** Input for this task **

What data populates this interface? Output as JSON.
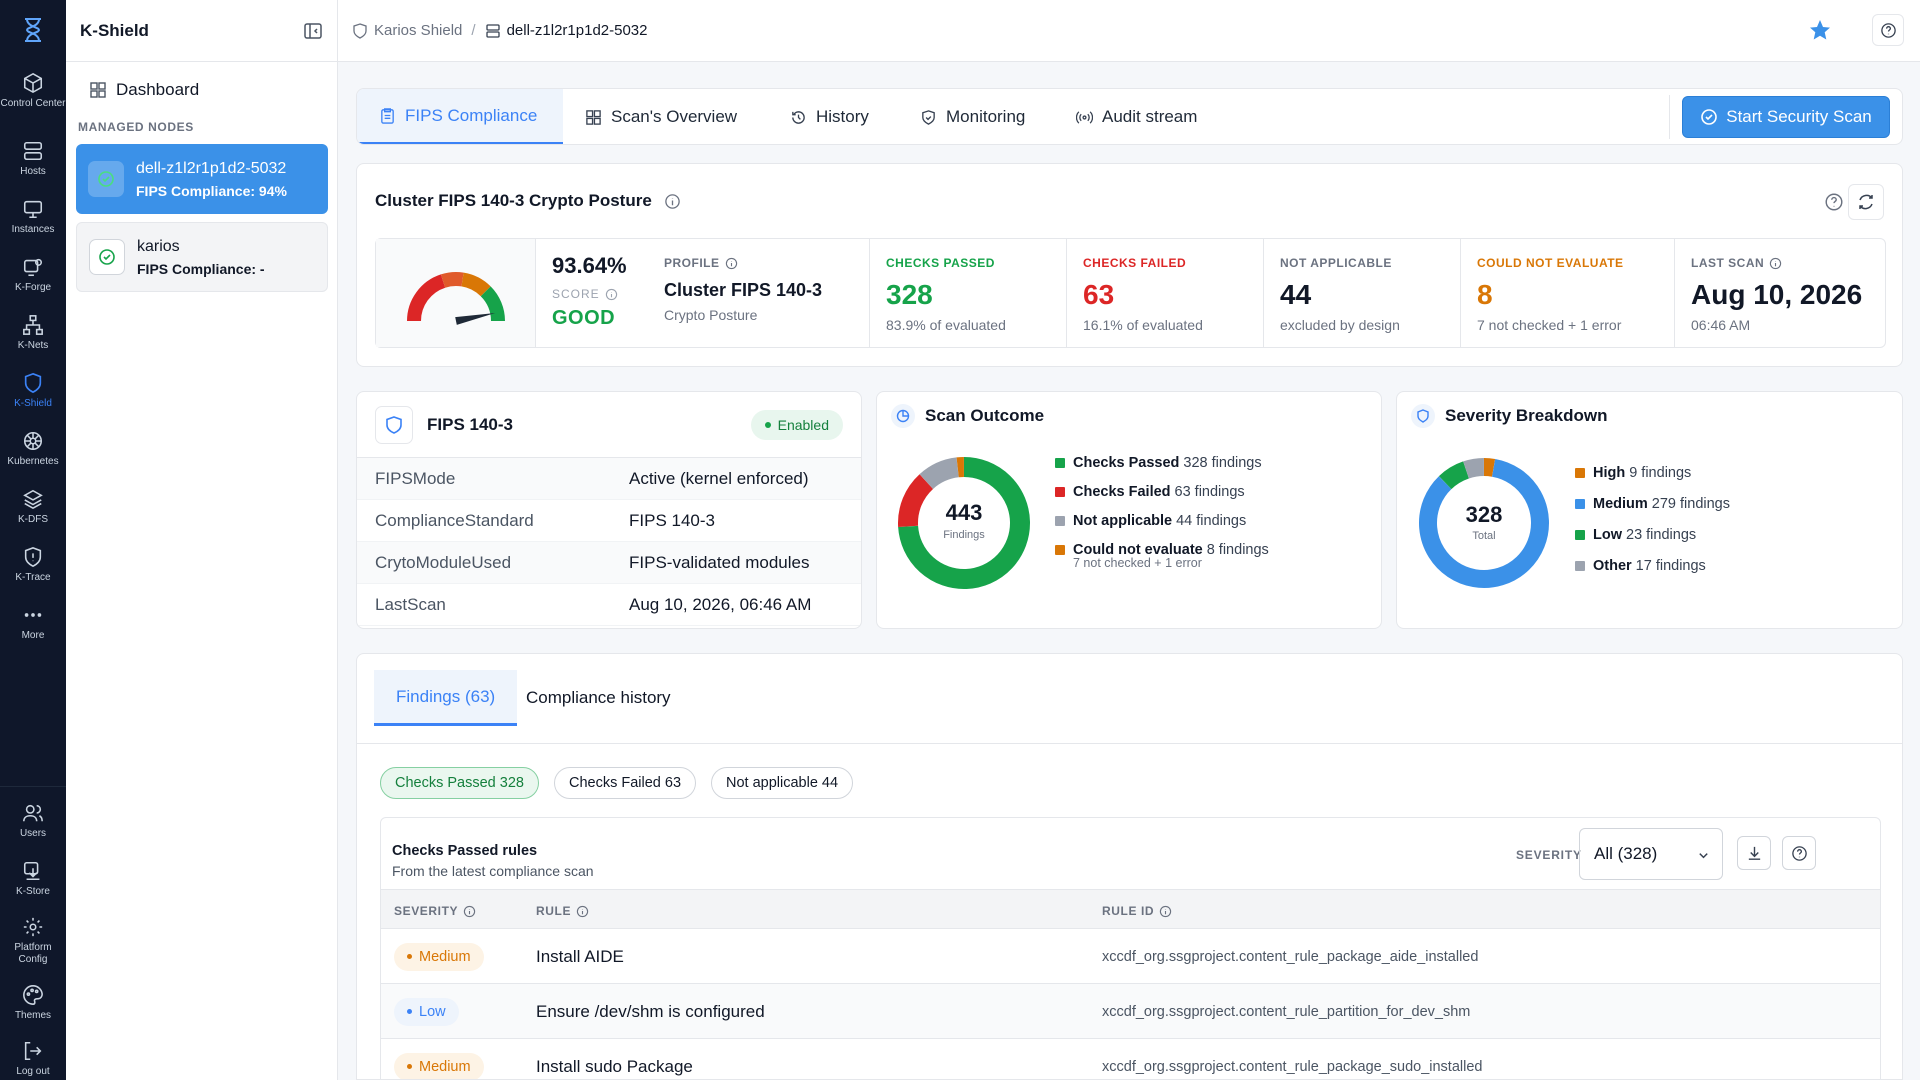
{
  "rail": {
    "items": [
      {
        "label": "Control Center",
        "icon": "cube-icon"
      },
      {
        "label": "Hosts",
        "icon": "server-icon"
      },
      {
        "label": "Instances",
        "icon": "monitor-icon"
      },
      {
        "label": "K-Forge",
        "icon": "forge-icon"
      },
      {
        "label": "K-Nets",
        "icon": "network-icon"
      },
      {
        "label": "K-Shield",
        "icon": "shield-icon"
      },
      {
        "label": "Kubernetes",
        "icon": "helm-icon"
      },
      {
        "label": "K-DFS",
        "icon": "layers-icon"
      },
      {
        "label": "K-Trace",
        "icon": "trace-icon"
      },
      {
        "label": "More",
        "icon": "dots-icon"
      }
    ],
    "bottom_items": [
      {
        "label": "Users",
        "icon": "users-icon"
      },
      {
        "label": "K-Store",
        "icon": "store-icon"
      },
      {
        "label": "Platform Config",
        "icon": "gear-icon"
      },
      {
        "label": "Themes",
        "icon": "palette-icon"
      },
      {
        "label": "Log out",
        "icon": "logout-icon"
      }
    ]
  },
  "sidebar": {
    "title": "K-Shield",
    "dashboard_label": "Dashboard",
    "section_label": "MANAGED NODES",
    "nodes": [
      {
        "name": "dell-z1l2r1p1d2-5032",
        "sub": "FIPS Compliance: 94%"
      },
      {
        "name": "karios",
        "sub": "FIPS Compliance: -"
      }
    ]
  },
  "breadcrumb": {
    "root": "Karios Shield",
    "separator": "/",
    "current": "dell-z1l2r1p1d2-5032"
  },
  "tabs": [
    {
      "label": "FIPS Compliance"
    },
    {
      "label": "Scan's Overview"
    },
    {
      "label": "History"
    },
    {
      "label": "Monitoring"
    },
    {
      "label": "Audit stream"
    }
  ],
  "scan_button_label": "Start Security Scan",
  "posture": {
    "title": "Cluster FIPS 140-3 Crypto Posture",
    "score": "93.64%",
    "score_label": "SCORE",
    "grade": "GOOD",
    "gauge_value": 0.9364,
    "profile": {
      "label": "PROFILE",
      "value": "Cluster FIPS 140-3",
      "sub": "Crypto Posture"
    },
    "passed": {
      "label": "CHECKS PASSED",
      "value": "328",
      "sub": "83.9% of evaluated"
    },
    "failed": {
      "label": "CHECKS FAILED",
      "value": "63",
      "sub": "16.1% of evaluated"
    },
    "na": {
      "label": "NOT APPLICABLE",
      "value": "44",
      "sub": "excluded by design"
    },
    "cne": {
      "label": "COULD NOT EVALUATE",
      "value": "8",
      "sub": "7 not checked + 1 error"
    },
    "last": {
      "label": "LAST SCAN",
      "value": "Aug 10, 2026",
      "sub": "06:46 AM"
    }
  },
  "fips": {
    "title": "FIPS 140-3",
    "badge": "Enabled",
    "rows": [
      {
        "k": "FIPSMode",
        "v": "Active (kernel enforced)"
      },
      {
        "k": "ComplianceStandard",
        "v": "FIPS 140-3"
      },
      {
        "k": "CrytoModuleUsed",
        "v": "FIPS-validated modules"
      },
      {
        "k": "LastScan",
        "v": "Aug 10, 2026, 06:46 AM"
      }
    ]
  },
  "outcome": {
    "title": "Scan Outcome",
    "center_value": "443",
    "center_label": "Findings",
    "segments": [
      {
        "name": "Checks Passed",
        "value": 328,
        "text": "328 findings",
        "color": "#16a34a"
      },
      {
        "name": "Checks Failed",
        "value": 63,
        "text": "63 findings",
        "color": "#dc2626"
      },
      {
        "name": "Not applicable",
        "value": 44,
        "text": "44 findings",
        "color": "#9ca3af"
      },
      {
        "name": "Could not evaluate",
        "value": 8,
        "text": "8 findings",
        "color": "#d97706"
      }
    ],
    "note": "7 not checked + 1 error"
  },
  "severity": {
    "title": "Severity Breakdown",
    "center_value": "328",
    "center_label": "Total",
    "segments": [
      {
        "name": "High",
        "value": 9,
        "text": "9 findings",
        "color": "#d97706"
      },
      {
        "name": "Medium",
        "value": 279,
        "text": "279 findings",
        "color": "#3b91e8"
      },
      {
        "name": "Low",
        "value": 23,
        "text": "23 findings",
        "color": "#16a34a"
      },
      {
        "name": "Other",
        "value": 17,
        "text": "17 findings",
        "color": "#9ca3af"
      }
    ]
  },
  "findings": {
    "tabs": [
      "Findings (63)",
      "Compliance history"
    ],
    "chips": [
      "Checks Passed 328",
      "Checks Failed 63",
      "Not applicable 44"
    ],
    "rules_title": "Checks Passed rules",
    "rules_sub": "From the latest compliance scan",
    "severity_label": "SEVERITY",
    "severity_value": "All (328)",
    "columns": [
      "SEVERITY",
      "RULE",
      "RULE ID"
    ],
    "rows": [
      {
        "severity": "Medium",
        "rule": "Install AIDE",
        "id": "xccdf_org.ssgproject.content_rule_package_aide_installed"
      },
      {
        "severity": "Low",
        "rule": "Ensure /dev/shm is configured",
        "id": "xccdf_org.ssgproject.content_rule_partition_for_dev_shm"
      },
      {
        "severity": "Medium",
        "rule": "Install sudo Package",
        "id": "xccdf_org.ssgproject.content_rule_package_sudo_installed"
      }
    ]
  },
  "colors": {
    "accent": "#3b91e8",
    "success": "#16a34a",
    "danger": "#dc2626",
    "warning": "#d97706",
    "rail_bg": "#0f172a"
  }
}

* * *

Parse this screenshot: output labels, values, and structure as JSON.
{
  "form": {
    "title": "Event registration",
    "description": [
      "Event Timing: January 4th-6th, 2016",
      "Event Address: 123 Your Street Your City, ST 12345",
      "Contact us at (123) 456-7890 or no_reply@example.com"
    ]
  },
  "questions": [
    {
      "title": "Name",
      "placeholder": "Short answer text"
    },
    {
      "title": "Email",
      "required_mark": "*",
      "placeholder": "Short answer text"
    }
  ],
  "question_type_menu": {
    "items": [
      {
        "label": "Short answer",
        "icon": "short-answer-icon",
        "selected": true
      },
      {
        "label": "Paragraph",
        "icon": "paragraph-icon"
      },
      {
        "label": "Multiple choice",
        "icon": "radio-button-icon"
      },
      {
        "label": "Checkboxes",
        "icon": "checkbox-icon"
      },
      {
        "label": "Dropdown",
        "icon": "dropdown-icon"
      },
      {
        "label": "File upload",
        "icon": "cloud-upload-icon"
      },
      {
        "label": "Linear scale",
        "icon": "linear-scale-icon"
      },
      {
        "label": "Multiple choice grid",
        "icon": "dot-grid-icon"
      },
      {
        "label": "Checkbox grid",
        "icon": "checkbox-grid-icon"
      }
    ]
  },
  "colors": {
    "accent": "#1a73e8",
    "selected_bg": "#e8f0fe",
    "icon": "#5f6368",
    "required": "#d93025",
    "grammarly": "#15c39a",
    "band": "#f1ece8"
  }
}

--

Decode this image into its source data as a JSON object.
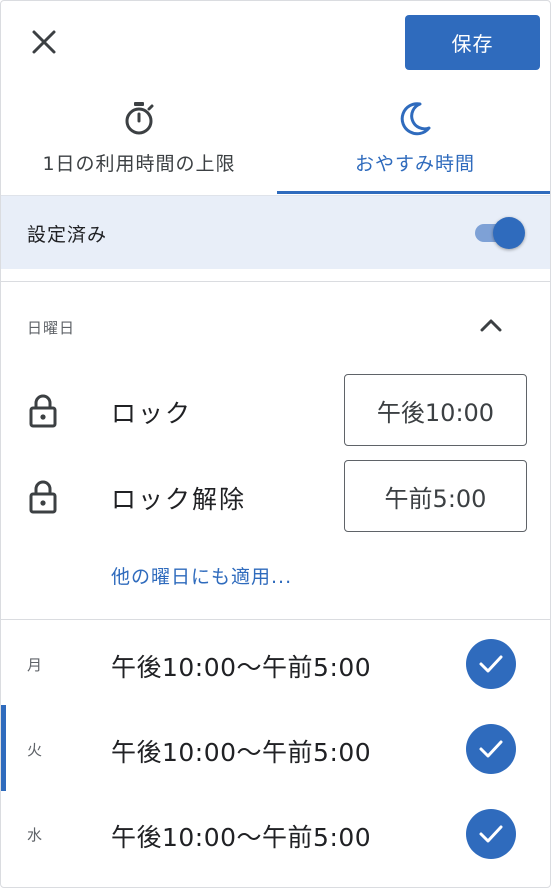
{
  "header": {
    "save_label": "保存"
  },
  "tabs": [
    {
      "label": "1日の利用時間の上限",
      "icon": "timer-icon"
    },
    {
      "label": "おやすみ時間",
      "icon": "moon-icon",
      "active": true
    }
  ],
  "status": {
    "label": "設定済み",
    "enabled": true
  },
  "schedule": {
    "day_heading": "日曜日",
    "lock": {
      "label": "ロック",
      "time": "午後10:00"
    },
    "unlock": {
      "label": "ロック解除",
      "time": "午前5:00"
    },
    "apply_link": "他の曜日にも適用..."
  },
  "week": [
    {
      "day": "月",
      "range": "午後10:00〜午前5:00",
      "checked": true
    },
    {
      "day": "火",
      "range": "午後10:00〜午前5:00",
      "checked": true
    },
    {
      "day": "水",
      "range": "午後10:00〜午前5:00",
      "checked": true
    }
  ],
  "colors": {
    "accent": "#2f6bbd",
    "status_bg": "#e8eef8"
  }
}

** Challenge **
Copy every line above in which the string "ssgproject" shows up.

** The output **
        "id": "xccdf_org.ssgproject.content_rule_package_aide_installed"
        "id": "xccdf_org.ssgproject.content_rule_partition_for_dev_shm"
        "id": "xccdf_org.ssgproject.content_rule_package_sudo_installed"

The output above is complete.